Task instructions:
Copy every line of the entries that includes the word "febbraio".
* * * * * * * * *
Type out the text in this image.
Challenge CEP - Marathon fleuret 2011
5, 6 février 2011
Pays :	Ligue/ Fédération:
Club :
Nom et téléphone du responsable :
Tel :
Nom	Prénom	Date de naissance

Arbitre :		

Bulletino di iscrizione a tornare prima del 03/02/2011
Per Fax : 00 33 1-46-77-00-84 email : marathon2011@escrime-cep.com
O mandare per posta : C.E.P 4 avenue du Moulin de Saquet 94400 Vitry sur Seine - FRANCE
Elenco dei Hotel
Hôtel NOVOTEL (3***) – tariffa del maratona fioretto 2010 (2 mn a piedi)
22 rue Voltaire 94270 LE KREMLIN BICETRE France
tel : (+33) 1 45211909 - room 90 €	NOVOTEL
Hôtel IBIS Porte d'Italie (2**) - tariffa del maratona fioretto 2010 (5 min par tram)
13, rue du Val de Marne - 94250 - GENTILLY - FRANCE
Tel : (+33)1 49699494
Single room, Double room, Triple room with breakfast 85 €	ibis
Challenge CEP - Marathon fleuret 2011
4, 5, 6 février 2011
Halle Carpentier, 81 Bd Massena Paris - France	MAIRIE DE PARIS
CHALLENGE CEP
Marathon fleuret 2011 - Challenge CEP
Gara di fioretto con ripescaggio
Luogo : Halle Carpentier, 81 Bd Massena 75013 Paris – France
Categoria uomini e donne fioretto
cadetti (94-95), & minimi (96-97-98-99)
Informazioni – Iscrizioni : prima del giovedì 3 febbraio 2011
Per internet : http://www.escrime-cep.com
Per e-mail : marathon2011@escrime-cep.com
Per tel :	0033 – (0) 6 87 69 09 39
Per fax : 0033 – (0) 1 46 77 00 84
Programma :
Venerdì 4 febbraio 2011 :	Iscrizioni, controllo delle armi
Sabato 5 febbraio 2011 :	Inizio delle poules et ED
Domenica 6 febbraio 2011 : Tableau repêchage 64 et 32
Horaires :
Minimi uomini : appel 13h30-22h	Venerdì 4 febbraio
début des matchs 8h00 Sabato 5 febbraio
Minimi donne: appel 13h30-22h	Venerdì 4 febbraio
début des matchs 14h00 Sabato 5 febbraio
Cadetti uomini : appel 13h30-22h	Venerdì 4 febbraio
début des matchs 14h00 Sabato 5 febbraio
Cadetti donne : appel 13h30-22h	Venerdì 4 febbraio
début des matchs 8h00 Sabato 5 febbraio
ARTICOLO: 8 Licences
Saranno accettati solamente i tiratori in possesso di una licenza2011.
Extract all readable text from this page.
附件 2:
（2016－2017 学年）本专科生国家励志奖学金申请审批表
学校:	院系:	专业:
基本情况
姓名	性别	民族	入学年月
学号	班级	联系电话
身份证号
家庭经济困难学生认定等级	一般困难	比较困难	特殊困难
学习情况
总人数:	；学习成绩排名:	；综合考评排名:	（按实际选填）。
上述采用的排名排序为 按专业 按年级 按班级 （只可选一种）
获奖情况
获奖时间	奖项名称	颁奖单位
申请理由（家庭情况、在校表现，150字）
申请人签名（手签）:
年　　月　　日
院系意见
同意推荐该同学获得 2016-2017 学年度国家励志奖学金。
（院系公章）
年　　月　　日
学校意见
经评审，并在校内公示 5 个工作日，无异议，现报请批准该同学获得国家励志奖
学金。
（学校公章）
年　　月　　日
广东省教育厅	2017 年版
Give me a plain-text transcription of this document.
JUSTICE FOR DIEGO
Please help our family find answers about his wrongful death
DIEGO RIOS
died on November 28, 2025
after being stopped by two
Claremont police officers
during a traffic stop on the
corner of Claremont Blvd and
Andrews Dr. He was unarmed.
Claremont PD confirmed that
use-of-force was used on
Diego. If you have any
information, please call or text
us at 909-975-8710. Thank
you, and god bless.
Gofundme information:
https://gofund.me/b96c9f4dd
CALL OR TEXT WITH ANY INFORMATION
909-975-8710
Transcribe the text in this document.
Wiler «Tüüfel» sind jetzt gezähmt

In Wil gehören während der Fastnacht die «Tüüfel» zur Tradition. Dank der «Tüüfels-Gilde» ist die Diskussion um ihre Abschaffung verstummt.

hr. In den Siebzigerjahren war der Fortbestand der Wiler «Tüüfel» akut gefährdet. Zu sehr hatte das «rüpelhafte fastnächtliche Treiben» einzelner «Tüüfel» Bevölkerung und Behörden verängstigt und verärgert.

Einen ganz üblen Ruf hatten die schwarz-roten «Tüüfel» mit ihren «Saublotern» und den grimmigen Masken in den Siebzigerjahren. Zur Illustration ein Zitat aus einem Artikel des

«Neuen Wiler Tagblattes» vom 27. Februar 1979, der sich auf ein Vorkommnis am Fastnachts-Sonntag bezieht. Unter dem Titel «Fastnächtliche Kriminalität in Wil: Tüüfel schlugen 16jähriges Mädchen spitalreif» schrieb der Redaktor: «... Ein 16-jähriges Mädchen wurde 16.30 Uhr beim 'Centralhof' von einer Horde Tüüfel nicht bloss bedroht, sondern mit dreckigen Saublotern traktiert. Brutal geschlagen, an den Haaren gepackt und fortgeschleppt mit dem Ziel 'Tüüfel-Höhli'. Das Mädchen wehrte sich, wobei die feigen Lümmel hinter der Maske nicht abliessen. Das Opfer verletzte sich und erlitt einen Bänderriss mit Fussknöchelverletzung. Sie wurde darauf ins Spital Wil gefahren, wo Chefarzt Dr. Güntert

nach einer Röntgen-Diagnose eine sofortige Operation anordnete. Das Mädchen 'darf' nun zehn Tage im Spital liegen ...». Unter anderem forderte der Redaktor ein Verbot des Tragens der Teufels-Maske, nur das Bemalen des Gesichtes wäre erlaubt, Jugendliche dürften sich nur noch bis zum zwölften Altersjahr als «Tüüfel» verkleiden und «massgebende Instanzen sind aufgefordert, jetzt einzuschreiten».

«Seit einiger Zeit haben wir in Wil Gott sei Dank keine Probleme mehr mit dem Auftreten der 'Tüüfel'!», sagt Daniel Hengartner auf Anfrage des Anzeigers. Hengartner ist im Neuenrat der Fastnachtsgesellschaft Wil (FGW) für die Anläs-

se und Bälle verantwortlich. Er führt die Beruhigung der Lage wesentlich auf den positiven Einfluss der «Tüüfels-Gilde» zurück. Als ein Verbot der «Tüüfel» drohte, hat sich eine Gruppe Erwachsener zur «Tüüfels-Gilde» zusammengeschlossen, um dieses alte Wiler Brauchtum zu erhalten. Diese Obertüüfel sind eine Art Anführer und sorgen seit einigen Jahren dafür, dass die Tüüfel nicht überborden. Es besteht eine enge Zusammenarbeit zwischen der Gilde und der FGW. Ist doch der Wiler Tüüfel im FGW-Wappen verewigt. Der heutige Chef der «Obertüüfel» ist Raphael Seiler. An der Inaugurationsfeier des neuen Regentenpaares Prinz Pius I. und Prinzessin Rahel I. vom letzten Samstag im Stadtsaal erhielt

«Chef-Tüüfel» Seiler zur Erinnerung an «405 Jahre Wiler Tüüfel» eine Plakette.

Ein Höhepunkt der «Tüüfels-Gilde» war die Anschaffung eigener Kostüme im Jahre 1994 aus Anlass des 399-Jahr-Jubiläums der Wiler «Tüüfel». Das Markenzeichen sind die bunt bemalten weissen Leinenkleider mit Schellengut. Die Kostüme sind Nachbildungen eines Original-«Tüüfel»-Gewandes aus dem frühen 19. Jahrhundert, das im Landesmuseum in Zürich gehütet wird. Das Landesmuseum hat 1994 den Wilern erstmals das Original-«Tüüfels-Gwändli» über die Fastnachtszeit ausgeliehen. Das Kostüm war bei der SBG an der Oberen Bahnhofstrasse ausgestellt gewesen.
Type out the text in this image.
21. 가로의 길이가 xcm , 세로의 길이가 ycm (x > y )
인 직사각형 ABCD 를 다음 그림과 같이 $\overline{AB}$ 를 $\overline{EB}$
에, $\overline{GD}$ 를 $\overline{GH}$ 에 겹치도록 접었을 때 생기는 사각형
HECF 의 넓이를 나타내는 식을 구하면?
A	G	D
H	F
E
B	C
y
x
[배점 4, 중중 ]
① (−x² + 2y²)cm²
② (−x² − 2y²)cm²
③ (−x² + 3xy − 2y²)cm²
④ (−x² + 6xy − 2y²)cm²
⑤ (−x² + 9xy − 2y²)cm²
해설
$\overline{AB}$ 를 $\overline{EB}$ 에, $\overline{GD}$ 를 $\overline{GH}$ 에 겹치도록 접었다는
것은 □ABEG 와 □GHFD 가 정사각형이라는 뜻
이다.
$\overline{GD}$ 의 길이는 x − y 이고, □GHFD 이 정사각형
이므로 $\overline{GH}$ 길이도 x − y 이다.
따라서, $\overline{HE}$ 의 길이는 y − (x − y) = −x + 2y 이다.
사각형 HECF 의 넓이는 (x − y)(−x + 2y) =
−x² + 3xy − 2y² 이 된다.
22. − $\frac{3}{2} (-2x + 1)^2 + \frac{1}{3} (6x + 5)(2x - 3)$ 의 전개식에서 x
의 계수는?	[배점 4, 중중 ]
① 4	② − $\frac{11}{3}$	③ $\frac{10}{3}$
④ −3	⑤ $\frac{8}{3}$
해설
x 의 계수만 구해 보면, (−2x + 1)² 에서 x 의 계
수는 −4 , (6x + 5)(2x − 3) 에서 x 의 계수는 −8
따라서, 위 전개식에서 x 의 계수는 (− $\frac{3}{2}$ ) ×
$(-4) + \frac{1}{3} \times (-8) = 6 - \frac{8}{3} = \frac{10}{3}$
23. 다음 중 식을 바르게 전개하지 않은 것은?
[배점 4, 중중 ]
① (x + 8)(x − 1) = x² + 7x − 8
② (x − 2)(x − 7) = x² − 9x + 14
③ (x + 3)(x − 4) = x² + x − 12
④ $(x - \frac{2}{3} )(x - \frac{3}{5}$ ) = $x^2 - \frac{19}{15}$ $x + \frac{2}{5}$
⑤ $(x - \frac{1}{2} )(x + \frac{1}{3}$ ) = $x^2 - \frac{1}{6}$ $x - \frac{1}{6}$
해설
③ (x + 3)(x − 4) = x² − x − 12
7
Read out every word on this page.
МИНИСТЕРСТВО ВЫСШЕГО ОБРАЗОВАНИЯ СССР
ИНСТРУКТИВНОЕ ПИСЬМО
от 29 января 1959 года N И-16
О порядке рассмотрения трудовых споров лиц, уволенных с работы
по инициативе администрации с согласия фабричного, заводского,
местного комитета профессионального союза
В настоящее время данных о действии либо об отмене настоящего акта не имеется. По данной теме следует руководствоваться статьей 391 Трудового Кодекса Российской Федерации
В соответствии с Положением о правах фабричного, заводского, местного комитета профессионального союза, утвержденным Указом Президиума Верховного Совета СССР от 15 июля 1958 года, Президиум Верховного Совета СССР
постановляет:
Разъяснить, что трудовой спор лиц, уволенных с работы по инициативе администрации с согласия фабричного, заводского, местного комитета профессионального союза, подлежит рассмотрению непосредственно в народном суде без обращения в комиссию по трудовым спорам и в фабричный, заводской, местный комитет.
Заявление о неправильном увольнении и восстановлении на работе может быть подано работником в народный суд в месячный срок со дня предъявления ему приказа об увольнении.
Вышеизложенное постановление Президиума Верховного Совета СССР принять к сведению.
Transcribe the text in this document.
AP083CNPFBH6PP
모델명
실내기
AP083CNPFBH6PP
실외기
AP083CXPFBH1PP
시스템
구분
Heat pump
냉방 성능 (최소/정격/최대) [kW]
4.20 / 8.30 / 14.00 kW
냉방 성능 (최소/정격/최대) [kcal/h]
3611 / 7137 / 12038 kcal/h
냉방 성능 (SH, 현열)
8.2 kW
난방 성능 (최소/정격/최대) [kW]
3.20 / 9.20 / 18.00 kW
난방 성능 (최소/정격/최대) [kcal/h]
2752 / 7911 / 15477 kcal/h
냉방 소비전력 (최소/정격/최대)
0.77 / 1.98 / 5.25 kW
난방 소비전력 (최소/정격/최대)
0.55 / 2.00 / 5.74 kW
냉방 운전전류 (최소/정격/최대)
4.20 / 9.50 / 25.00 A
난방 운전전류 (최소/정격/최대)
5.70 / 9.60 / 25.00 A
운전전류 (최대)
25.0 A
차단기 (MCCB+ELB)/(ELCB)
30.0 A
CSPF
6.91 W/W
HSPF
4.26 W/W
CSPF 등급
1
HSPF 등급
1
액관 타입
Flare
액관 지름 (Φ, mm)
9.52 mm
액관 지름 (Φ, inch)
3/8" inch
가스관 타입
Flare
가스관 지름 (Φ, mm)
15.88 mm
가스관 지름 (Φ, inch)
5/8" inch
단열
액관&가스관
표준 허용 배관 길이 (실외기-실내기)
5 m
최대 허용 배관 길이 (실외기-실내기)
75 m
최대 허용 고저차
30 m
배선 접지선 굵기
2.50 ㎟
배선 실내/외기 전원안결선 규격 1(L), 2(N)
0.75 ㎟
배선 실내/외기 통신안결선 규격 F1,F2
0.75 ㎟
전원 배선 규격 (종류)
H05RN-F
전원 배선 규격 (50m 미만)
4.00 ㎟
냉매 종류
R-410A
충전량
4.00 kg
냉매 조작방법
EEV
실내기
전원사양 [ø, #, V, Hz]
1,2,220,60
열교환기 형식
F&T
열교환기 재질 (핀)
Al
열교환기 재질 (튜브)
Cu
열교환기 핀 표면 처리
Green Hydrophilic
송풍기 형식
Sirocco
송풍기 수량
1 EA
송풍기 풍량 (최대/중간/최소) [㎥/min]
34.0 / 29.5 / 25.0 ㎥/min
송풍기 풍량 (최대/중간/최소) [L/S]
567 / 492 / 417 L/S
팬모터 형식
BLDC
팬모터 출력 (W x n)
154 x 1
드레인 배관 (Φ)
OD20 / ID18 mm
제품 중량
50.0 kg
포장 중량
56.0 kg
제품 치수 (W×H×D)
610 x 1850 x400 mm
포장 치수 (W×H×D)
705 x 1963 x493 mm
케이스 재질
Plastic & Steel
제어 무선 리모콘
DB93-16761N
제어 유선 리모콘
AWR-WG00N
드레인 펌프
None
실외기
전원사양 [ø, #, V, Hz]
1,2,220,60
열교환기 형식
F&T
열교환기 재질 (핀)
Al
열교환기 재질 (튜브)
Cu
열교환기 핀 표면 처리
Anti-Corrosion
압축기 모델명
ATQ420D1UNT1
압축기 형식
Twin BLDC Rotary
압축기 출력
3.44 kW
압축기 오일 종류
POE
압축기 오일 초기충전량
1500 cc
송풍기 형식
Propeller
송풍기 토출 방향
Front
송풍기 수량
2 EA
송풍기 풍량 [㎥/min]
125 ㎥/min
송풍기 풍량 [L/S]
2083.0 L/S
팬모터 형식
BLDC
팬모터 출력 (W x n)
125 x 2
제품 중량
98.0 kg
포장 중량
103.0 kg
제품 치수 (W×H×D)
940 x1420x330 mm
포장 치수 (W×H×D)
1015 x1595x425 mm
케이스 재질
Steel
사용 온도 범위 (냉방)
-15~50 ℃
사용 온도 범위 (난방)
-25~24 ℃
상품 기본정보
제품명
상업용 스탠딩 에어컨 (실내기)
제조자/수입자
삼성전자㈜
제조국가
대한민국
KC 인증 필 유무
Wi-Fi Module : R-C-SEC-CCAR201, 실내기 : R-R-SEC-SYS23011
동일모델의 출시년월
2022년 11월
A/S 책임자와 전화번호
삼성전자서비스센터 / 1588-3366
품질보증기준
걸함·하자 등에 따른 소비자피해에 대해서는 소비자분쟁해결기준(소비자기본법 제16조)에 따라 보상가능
* * * * * * * * *
Right answer:
Informazioni – Iscrizioni : prima del giovedì 3 febbraio 2011
Venerdì 4 febbraio 2011 :	Iscrizioni, controllo delle armi
Sabato 5 febbraio 2011 :	Inizio delle poules et ED
Domenica 6 febbraio 2011 : Tableau repêchage 64 et 32
Minimi uomini : appel 13h30-22h	Venerdì 4 febbraio
début des matchs 8h00 Sabato 5 febbraio
Minimi donne: appel 13h30-22h	Venerdì 4 febbraio
début des matchs 14h00 Sabato 5 febbraio
Cadetti uomini : appel 13h30-22h	Venerdì 4 febbraio
début des matchs 14h00 Sabato 5 febbraio
Cadetti donne : appel 13h30-22h	Venerdì 4 febbraio
début des matchs 8h00 Sabato 5 febbraio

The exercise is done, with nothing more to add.